● What is asked:
Please set down all the lines beneath this one exactly, without the pictures.
· · · · ·
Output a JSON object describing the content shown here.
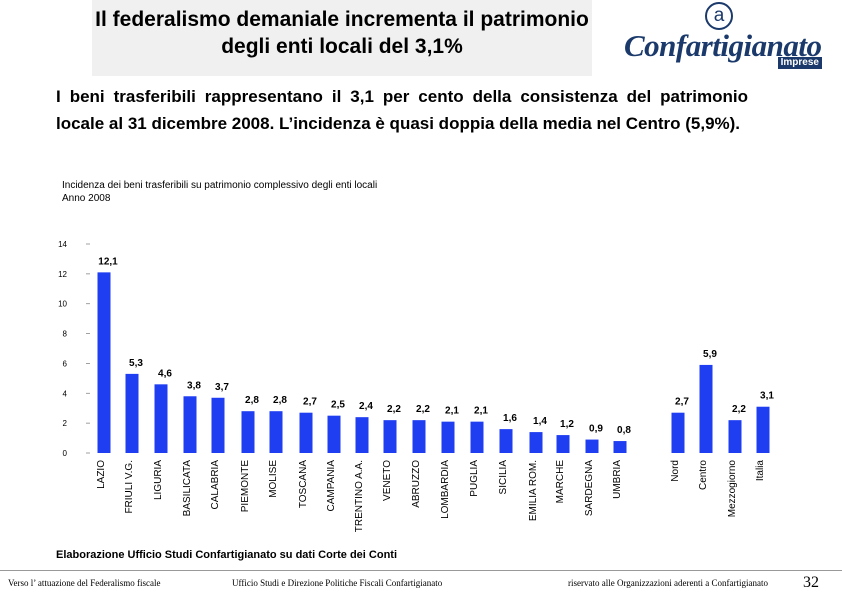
{
  "header": {
    "title": "Il federalismo demaniale incrementa il patrimonio degli enti locali del 3,1%",
    "logo_text": "Confartigianato",
    "logo_mark": "a",
    "logo_sub": "Imprese"
  },
  "subtitle": "I beni trasferibili rappresentano il 3,1 per cento della consistenza del patrimonio locale al 31 dicembre 2008. L’incidenza è quasi doppia della media nel Centro (5,9%).",
  "chart_data": {
    "type": "bar",
    "title_lines": [
      "Incidenza dei beni trasferibili su patrimonio complessivo degli enti locali",
      "Anno 2008"
    ],
    "categories": [
      "LAZIO",
      "FRIULI V.G.",
      "LIGURIA",
      "BASILICATA",
      "CALABRIA",
      "PIEMONTE",
      "MOLISE",
      "TOSCANA",
      "CAMPANIA",
      "TRENTINO A.A.",
      "VENETO",
      "ABRUZZO",
      "LOMBARDIA",
      "PUGLIA",
      "SICILIA",
      "EMILIA ROM.",
      "MARCHE",
      "SARDEGNA",
      "UMBRIA",
      "Nord",
      "Centro",
      "Mezzogiorno",
      "Italia"
    ],
    "values": [
      12.1,
      5.3,
      4.6,
      3.8,
      3.7,
      2.8,
      2.8,
      2.7,
      2.5,
      2.4,
      2.2,
      2.2,
      2.1,
      2.1,
      1.6,
      1.4,
      1.2,
      0.9,
      0.8,
      2.7,
      5.9,
      2.2,
      3.1
    ],
    "labels": [
      "12,1",
      "5,3",
      "4,6",
      "3,8",
      "3,7",
      "2,8",
      "2,8",
      "2,7",
      "2,5",
      "2,4",
      "2,2",
      "2,2",
      "2,1",
      "2,1",
      "1,6",
      "1,4",
      "1,2",
      "0,9",
      "0,8",
      "2,7",
      "5,9",
      "2,2",
      "3,1"
    ],
    "ylim": [
      0,
      14
    ],
    "yticks": [
      0,
      2,
      4,
      6,
      8,
      10,
      12,
      14
    ],
    "bar_color": "#1f3ef2"
  },
  "source": "Elaborazione Ufficio Studi Confartigianato su dati Corte dei Conti",
  "footer": {
    "left": "Verso l’ attuazione del Federalismo fiscale",
    "center": "Ufficio Studi e Direzione Politiche Fiscali Confartigianato",
    "right": "riservato alle Organizzazioni aderenti a Confartigianato",
    "page": "32"
  }
}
· · · · ·
● Full output:
Output a JSON object describing the content shown here.
{
  "header": {
    "title": "Il federalismo demaniale incrementa il patrimonio degli enti locali del 3,1%",
    "logo_text": "Confartigianato",
    "logo_mark": "a",
    "logo_sub": "Imprese"
  },
  "subtitle": "I beni trasferibili rappresentano il 3,1 per cento della consistenza del patrimonio locale al 31 dicembre 2008. L’incidenza è quasi doppia della media nel Centro (5,9%).",
  "chart_data": {
    "type": "bar",
    "title_lines": [
      "Incidenza dei beni trasferibili su patrimonio complessivo degli enti locali",
      "Anno 2008"
    ],
    "categories": [
      "LAZIO",
      "FRIULI V.G.",
      "LIGURIA",
      "BASILICATA",
      "CALABRIA",
      "PIEMONTE",
      "MOLISE",
      "TOSCANA",
      "CAMPANIA",
      "TRENTINO A.A.",
      "VENETO",
      "ABRUZZO",
      "LOMBARDIA",
      "PUGLIA",
      "SICILIA",
      "EMILIA ROM.",
      "MARCHE",
      "SARDEGNA",
      "UMBRIA",
      "Nord",
      "Centro",
      "Mezzogiorno",
      "Italia"
    ],
    "values": [
      12.1,
      5.3,
      4.6,
      3.8,
      3.7,
      2.8,
      2.8,
      2.7,
      2.5,
      2.4,
      2.2,
      2.2,
      2.1,
      2.1,
      1.6,
      1.4,
      1.2,
      0.9,
      0.8,
      2.7,
      5.9,
      2.2,
      3.1
    ],
    "labels": [
      "12,1",
      "5,3",
      "4,6",
      "3,8",
      "3,7",
      "2,8",
      "2,8",
      "2,7",
      "2,5",
      "2,4",
      "2,2",
      "2,2",
      "2,1",
      "2,1",
      "1,6",
      "1,4",
      "1,2",
      "0,9",
      "0,8",
      "2,7",
      "5,9",
      "2,2",
      "3,1"
    ],
    "ylim": [
      0,
      14
    ],
    "yticks": [
      0,
      2,
      4,
      6,
      8,
      10,
      12,
      14
    ],
    "bar_color": "#1f3ef2"
  },
  "source": "Elaborazione Ufficio Studi Confartigianato su dati Corte dei Conti",
  "footer": {
    "left": "Verso l’ attuazione del Federalismo fiscale",
    "center": "Ufficio Studi e Direzione Politiche Fiscali Confartigianato",
    "right": "riservato alle Organizzazioni aderenti a Confartigianato",
    "page": "32"
  }
}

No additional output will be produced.